WHAT TO DO
From the entries below, pull out each line where "быть" appears.

GIVEN ENTRIES
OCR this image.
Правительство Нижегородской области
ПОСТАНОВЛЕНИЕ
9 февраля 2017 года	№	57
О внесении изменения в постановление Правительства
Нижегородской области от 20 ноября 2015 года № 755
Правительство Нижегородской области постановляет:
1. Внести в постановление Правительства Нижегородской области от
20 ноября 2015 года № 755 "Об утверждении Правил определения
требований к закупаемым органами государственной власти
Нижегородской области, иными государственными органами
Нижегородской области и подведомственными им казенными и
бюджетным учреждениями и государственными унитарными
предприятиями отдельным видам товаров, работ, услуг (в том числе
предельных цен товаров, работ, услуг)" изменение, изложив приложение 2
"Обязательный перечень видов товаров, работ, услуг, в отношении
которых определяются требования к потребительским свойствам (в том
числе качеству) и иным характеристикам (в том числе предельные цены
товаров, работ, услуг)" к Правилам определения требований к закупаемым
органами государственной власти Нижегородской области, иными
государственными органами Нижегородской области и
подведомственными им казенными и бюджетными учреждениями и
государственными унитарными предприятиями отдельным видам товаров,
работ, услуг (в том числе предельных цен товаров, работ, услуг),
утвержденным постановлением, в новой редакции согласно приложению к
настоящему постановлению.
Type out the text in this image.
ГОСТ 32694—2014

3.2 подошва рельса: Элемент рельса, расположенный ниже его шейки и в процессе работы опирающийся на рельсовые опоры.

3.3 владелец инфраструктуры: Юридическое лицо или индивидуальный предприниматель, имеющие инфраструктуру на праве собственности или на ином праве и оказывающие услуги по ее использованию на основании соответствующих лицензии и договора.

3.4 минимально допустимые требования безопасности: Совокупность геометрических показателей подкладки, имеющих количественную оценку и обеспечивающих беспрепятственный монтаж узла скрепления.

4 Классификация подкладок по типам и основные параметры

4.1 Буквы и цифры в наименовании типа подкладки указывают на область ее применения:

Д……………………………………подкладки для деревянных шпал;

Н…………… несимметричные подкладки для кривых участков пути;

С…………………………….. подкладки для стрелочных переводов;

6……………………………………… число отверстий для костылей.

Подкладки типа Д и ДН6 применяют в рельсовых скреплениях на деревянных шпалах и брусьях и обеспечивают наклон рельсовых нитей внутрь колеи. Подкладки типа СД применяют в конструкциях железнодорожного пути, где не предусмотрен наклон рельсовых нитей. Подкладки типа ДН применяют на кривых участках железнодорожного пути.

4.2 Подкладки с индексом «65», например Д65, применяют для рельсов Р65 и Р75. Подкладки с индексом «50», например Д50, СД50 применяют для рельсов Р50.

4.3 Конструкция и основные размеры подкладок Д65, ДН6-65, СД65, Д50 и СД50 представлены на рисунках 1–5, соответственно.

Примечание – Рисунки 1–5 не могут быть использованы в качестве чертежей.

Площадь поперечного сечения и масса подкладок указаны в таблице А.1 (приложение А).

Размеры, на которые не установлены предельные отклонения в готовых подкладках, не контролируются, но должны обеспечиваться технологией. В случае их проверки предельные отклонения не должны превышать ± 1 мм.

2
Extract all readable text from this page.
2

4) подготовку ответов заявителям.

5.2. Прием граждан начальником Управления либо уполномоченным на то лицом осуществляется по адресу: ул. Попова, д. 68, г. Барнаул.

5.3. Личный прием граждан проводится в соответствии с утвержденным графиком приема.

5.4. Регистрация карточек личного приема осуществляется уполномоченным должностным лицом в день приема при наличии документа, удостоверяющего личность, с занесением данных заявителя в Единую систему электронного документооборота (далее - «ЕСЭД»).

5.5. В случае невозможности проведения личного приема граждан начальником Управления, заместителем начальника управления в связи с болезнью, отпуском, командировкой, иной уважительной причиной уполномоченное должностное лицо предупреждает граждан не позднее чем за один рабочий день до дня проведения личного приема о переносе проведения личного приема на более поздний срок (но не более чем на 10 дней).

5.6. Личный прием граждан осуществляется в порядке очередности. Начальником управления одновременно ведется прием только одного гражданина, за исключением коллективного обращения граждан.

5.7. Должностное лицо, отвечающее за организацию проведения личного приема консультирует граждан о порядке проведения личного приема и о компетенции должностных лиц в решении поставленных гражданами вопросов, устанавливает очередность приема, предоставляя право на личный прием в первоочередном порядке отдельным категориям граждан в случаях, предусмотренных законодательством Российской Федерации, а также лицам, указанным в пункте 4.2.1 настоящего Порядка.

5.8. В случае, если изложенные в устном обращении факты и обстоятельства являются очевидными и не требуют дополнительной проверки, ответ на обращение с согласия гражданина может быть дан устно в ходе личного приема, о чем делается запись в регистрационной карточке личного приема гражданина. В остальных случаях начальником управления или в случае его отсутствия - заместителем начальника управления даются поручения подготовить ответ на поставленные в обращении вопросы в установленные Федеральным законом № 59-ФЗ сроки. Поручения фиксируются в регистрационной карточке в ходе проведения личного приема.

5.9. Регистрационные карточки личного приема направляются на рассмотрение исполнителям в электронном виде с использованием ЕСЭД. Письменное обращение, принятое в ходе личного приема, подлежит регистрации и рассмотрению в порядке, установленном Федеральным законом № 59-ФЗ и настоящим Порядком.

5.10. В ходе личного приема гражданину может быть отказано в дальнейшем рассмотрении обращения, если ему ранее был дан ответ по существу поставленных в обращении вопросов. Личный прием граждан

ANSWER TO THIS TASK
Примечание – Рисунки 1–5 не могут быть использованы в качестве чертежей.
5.8. В случае, если изложенные в устном обращении факты и обстоятельства являются очевидными и не требуют дополнительной проверки, ответ на обращение с согласия гражданина может быть дан устно в ходе личного приема, о чем делается запись в регистрационной карточке личного приема гражданина. В остальных случаях начальником управления или в случае его отсутствия - заместителем начальника управления даются поручения подготовить ответ на поставленные в обращении вопросы в установленные Федеральным законом № 59-ФЗ сроки. Поручения фиксируются в регистрационной карточке в ходе проведения личного приема.
5.10. В ходе личного приема гражданину может быть отказано в дальнейшем рассмотрении обращения, если ему ранее был дан ответ по существу поставленных в обращении вопросов. Личный прием граждан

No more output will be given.